[Records held in a dataset]
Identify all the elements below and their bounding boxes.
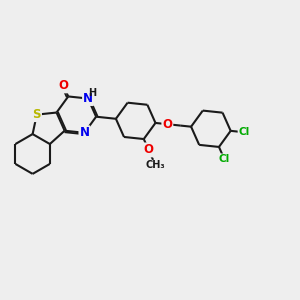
Text: N: N xyxy=(83,92,93,105)
Text: O: O xyxy=(162,118,172,131)
Text: Cl: Cl xyxy=(238,127,250,137)
Text: S: S xyxy=(32,108,41,121)
Text: CH₃: CH₃ xyxy=(146,160,165,170)
Text: H: H xyxy=(88,88,96,98)
Text: O: O xyxy=(144,143,154,156)
Text: N: N xyxy=(80,126,89,139)
Text: O: O xyxy=(58,80,68,92)
Text: Cl: Cl xyxy=(219,154,230,164)
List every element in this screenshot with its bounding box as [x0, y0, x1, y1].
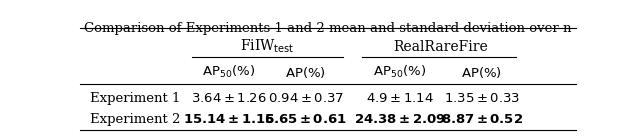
Text: $\mathbf{8.87 \pm 0.52}$: $\mathbf{8.87 \pm 0.52}$ [441, 113, 523, 126]
Text: Comparison of Experiments 1 and 2 mean and standard deviation over n: Comparison of Experiments 1 and 2 mean a… [84, 22, 572, 35]
Text: Experiment 2: Experiment 2 [90, 113, 180, 126]
Text: RealRareFire: RealRareFire [393, 40, 488, 54]
Text: $\mathrm{AP_{50}(\%)}$: $\mathrm{AP_{50}(\%)}$ [202, 64, 255, 80]
Text: $0.94 \pm 0.37$: $0.94 \pm 0.37$ [268, 91, 344, 105]
Text: $4.9 \pm 1.14$: $4.9 \pm 1.14$ [366, 91, 434, 105]
Text: Experiment 1: Experiment 1 [90, 91, 180, 105]
Text: $\mathrm{AP(\%)}$: $\mathrm{AP(\%)}$ [285, 65, 326, 80]
Text: $3.64 \pm 1.26$: $3.64 \pm 1.26$ [191, 91, 267, 105]
Text: $\mathbf{24.38 \pm 2.09}$: $\mathbf{24.38 \pm 2.09}$ [354, 113, 446, 126]
Text: $\mathrm{AP(\%)}$: $\mathrm{AP(\%)}$ [461, 65, 502, 80]
Text: FiIW$_{\mathrm{test}}$: FiIW$_{\mathrm{test}}$ [240, 38, 294, 55]
Text: $\mathbf{5.65 \pm 0.61}$: $\mathbf{5.65 \pm 0.61}$ [264, 113, 347, 126]
Text: $1.35 \pm 0.33$: $1.35 \pm 0.33$ [444, 91, 520, 105]
Text: $\mathbf{15.14 \pm 1.16}$: $\mathbf{15.14 \pm 1.16}$ [182, 113, 275, 126]
Text: $\mathrm{AP_{50}(\%)}$: $\mathrm{AP_{50}(\%)}$ [373, 64, 426, 80]
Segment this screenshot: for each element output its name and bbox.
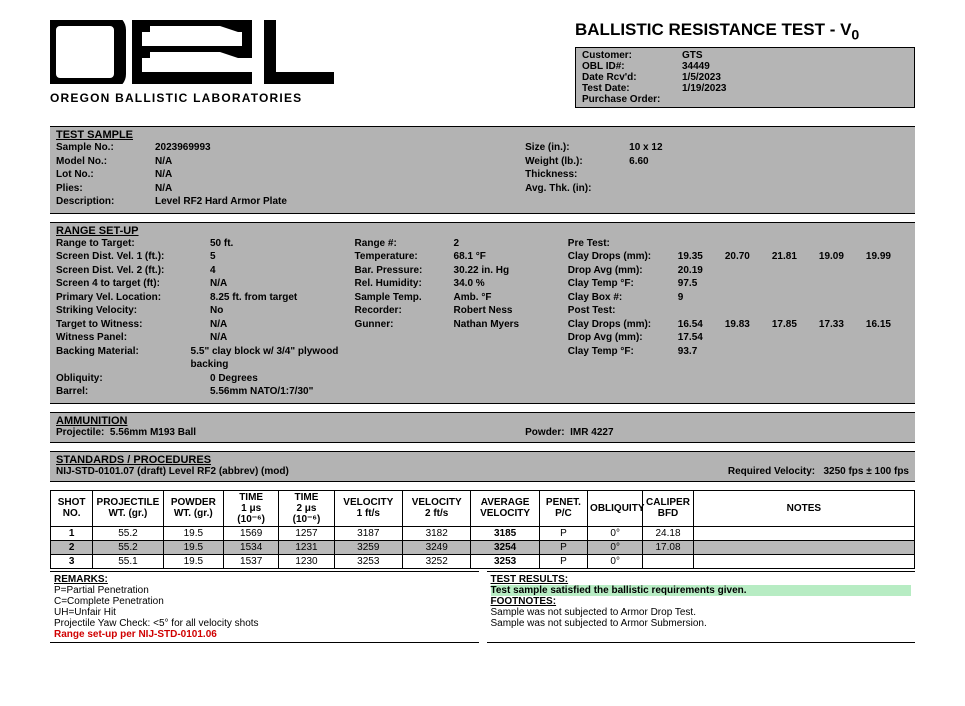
range-right-row: Clay Drops (mm):19.3520.7021.8119.0919.9… — [568, 250, 909, 264]
range-right-row: Clay Drops (mm):16.5419.8317.8517.3316.1… — [568, 318, 909, 332]
table-row: 155.219.515691257318731823185P0°24.18 — [51, 526, 915, 540]
report-title-text: BALLISTIC RESISTANCE TEST - V — [575, 20, 851, 39]
kv-row: Sample Temp.Amb. °F — [355, 291, 568, 305]
remark-line: C=Complete Penetration — [54, 596, 475, 607]
ammunition-title: AMMUNITION — [56, 415, 909, 427]
standards-title: STANDARDS / PROCEDURES — [56, 454, 909, 466]
kv-row: Lot No.:N/A — [56, 168, 525, 182]
customer-info-box: Customer:GTSOBL ID#:34449Date Rcv'd:1/5/… — [575, 47, 915, 108]
kv-row: Avg. Thk. (in): — [525, 182, 909, 196]
table-header: TIME1 μs (10⁻⁶) — [223, 490, 278, 526]
range-right-row: Clay Temp °F:93.7 — [568, 345, 909, 359]
test-sample-title: TEST SAMPLE — [56, 129, 909, 141]
required-velocity-value: 3250 fps ± 100 fps — [823, 466, 909, 477]
range-setup-section: RANGE SET-UP Range to Target:50 ft.Scree… — [50, 222, 915, 404]
table-header: NOTES — [693, 490, 914, 526]
kv-row: Barrel:5.56mm NATO/1:7/30" — [56, 385, 355, 399]
remarks-red-note: Range set-up per NIJ-STD-0101.06 — [54, 629, 475, 640]
kv-row: Thickness: — [525, 168, 909, 182]
range-right-row: Clay Box #:9 — [568, 291, 909, 305]
required-velocity-label: Required Velocity: — [728, 466, 815, 477]
ammunition-section: AMMUNITION Projectile: 5.56mm M193 Ball … — [50, 412, 915, 443]
range-right-row: Post Test: — [568, 304, 909, 318]
kv-row: Screen Dist. Vel. 1 (ft.):5 — [56, 250, 355, 264]
projectile-label: Projectile: — [56, 427, 104, 438]
header-right: BALLISTIC RESISTANCE TEST - V0 Customer:… — [575, 20, 915, 108]
report-title: BALLISTIC RESISTANCE TEST - V0 — [575, 20, 915, 43]
kv-row: Bar. Pressure:30.22 in. Hg — [355, 264, 568, 278]
range-right-row: Pre Test: — [568, 237, 909, 251]
remarks-box: REMARKS: P=Partial PenetrationC=Complete… — [50, 571, 479, 643]
kv-row: Temperature:68.1 °F — [355, 250, 568, 264]
table-header: PENET.P/C — [539, 490, 587, 526]
table-row: 355.119.515371230325332523253P0° — [51, 554, 915, 568]
kv-row: Sample No.:2023969993 — [56, 141, 525, 155]
kv-row: Obliquity:0 Degrees — [56, 372, 355, 386]
table-header: TIME2 μs (10⁻⁶) — [279, 490, 334, 526]
powder-value: IMR 4227 — [570, 427, 613, 438]
kv-row: Range to Target:50 ft. — [56, 237, 355, 251]
powder-label: Powder: — [525, 427, 564, 438]
range-setup-title: RANGE SET-UP — [56, 225, 909, 237]
table-header: SHOTNO. — [51, 490, 93, 526]
kv-row: Witness Panel:N/A — [56, 331, 355, 345]
table-header: CALIPERBFD — [643, 490, 693, 526]
table-header: POWDERWT. (gr.) — [163, 490, 223, 526]
projectile-value: 5.56mm M193 Ball — [110, 427, 196, 438]
table-header: AVERAGEVELOCITY — [471, 490, 539, 526]
table-header: PROJECTILEWT. (gr.) — [93, 490, 163, 526]
kv-row: Model No.:N/A — [56, 155, 525, 169]
standards-section: STANDARDS / PROCEDURES NIJ-STD-0101.07 (… — [50, 451, 915, 482]
report-title-sub: 0 — [851, 27, 859, 43]
kv-row: Size (in.):10 x 12 — [525, 141, 909, 155]
test-sample-section: TEST SAMPLE Sample No.:2023969993Model N… — [50, 126, 915, 214]
kv-row: Plies:N/A — [56, 182, 525, 196]
standards-text: NIJ-STD-0101.07 (draft) Level RF2 (abbre… — [56, 466, 289, 477]
bottom-row: REMARKS: P=Partial PenetrationC=Complete… — [50, 571, 915, 643]
remark-line: Projectile Yaw Check: <5° for all veloci… — [54, 618, 475, 629]
kv-row: Screen 4 to target (ft):N/A — [56, 277, 355, 291]
footnotes-title: FOOTNOTES: — [491, 596, 912, 607]
kv-row: Weight (lb.):6.60 — [525, 155, 909, 169]
range-right-row: Drop Avg (mm):17.54 — [568, 331, 909, 345]
kv-row: Gunner:Nathan Myers — [355, 318, 568, 332]
table-header: OBLIQUITY — [588, 490, 643, 526]
table-row: 255.219.515341231325932493254P0°17.08 — [51, 540, 915, 554]
kv-row: Rel. Humidity:34.0 % — [355, 277, 568, 291]
logo-block: OREGON BALLISTIC LABORATORIES — [50, 20, 350, 105]
customer-info-row: Date Rcv'd:1/5/2023 — [582, 72, 908, 83]
customer-info-row: Customer:GTS — [582, 50, 908, 61]
logo-subtitle: OREGON BALLISTIC LABORATORIES — [50, 91, 350, 105]
kv-row: Range #:2 — [355, 237, 568, 251]
remarks-title: REMARKS: — [54, 574, 475, 585]
kv-row: Target to Witness:N/A — [56, 318, 355, 332]
kv-row: Striking Velocity:No — [56, 304, 355, 318]
header-row: OREGON BALLISTIC LABORATORIES BALLISTIC … — [50, 20, 915, 108]
table-header: VELOCITY2 ft/s — [403, 490, 471, 526]
customer-info-row: Purchase Order: — [582, 94, 908, 105]
table-header: VELOCITY1 ft/s — [334, 490, 402, 526]
results-title: TEST RESULTS: — [491, 574, 912, 585]
remark-line: P=Partial Penetration — [54, 585, 475, 596]
footnote-line: Sample was not subjected to Armor Drop T… — [491, 607, 912, 618]
remark-line: UH=Unfair Hit — [54, 607, 475, 618]
customer-info-row: OBL ID#:34449 — [582, 61, 908, 72]
results-box: TEST RESULTS: Test sample satisfied the … — [487, 571, 916, 643]
range-right-row: Clay Temp °F:97.5 — [568, 277, 909, 291]
customer-info-row: Test Date:1/19/2023 — [582, 83, 908, 94]
kv-row: Description:Level RF2 Hard Armor Plate — [56, 195, 525, 209]
kv-row: Backing Material:5.5" clay block w/ 3/4"… — [56, 345, 355, 372]
kv-row: Primary Vel. Location:8.25 ft. from targ… — [56, 291, 355, 305]
kv-row: Screen Dist. Vel. 2 (ft.):4 — [56, 264, 355, 278]
range-right-row: Drop Avg (mm):20.19 — [568, 264, 909, 278]
obl-logo-icon — [50, 20, 350, 84]
kv-row: Recorder:Robert Ness — [355, 304, 568, 318]
footnote-line: Sample was not subjected to Armor Submer… — [491, 618, 912, 629]
results-pass: Test sample satisfied the ballistic requ… — [491, 585, 912, 596]
shot-table: SHOTNO.PROJECTILEWT. (gr.)POWDERWT. (gr.… — [50, 490, 915, 569]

* [REQUIRED TASK] Please give the listing lines above as a numbered list, leaving out any blank lines: begin at the line that has "113, 523, 126]", and stop after the line that has "Text: Experiment 2: Experiment".

* [THE RESULT]
1. Text: $\mathbf{8.87 \pm 0.52}$: $\mathbf{8.87 \pm 0.52}$ [441, 113, 523, 126]
2. Text: Comparison of Experiments 1 and 2 mean and standard deviation over n: Comparison of Experiments 1 and 2 mean a… [84, 22, 572, 35]
3. Text: Experiment 2: Experiment 2 [90, 113, 180, 126]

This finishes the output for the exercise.